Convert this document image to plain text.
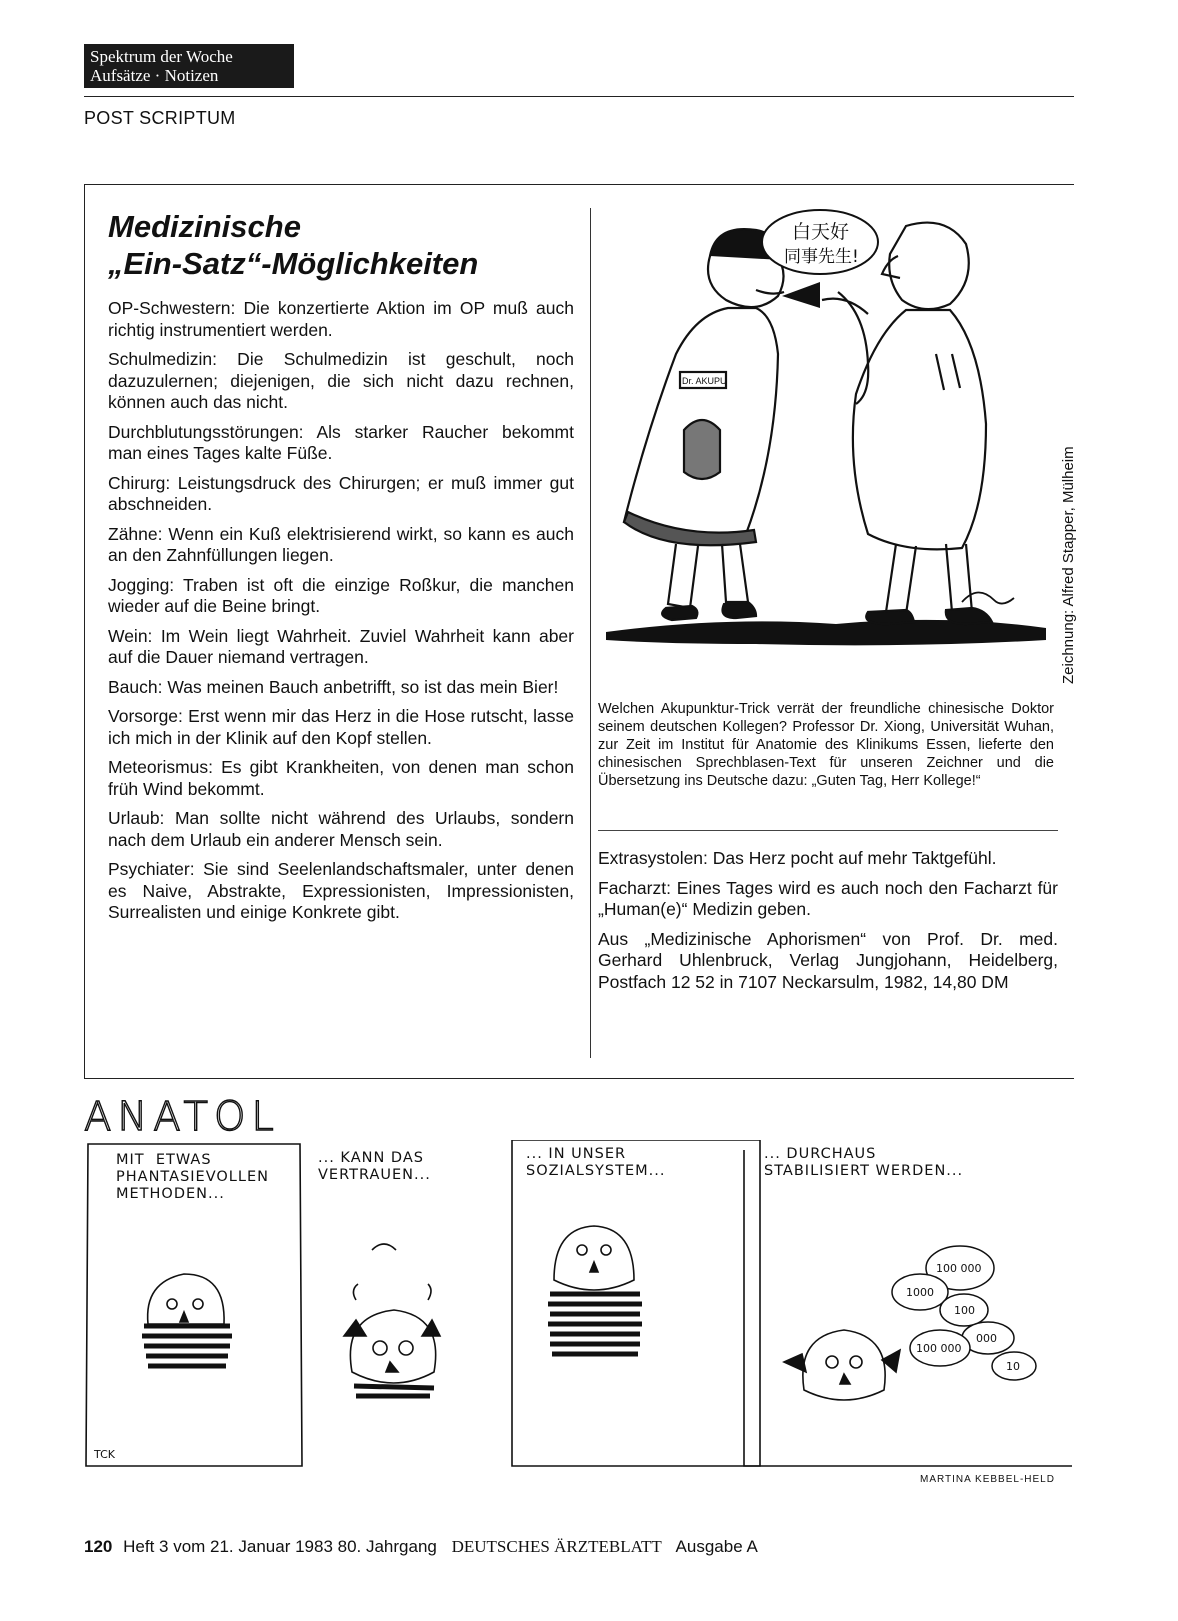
Spektrum der Woche
Aufsätze · Notizen
POST SCRIPTUM
Medizinische
„Ein-Satz“-Möglichkeiten

OP-Schwestern: Die konzertierte Aktion im OP muß auch richtig instrumentiert werden.

Schulmedizin: Die Schulmedizin ist geschult, noch dazuzulernen; diejenigen, die sich nicht dazu rechnen, können auch das nicht.

Durchblutungsstörungen: Als starker Raucher bekommt man eines Tages kalte Füße.

Chirurg: Leistungsdruck des Chirurgen; er muß immer gut abschneiden.

Zähne: Wenn ein Kuß elektrisierend wirkt, so kann es auch an den Zahnfüllungen liegen.

Jogging: Traben ist oft die einzige Roßkur, die manchen wieder auf die Beine bringt.

Wein: Im Wein liegt Wahrheit. Zuviel Wahrheit kann aber auf die Dauer niemand vertragen.

Bauch: Was meinen Bauch anbetrifft, so ist das mein Bier!

Vorsorge: Erst wenn mir das Herz in die Hose rutscht, lasse ich mich in der Klinik auf den Kopf stellen.

Meteorismus: Es gibt Krankheiten, von denen man schon früh Wind bekommt.

Urlaub: Man sollte nicht während des Urlaubs, sondern nach dem Urlaub ein anderer Mensch sein.

Psychiater: Sie sind Seelenlandschaftsmaler, unter denen es Naive, Abstrakte, Expressionisten, Impressionisten, Surrealisten und einige Konkrete gibt.

Dr. AKUPU
白天好
同事先生!
Zeichnung: Alfred Stapper, Mülheim
Welchen Akupunktur-Trick verrät der freundliche chinesische Doktor seinem deutschen Kollegen? Professor Dr. Xiong, Universität Wuhan, zur Zeit im Institut für Anatomie des Klinikums Essen, lieferte den chinesischen Sprechblasen-Text für unseren Zeichner und die Übersetzung ins Deutsche dazu: „Guten Tag, Herr Kollege!“

Extrasystolen: Das Herz pocht auf mehr Taktgefühl.

Facharzt: Eines Tages wird es auch noch den Facharzt für „Human(e)“ Medizin geben.

Aus „Medizinische Aphorismen“ von Prof. Dr. med. Gerhard Uhlenbruck, Verlag Jungjohann, Heidelberg, Postfach 12 52 in 7107 Neckarsulm, 1982, 14,80 DM

ANATOL
100 000
1000
100
000
100 000
10
TCK
MIT  ETWAS
PHANTASIEVOLLEN
METHODEN...
... KANN DAS
VERTRAUEN...
... IN UNSER
SOZIALSYSTEM...
... DURCHAUS
STABILISIERT WERDEN...
MARTINA KEBBEL-HELD
120 Heft 3 vom 21. Januar 1983 80. Jahrgang DEUTSCHES ÄRZTEBLATT Ausgabe A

________

→ What you should do:
Gather, from the listing above, every line carrying the word "noch".

→ Solved problem:
Schulmedizin: Die Schulmedizin ist geschult, noch dazuzulernen; diejenigen, die sich nicht dazu rechnen, können auch das nicht.
Facharzt: Eines Tages wird es auch noch den Facharzt für „Human(e)“ Medizin geben.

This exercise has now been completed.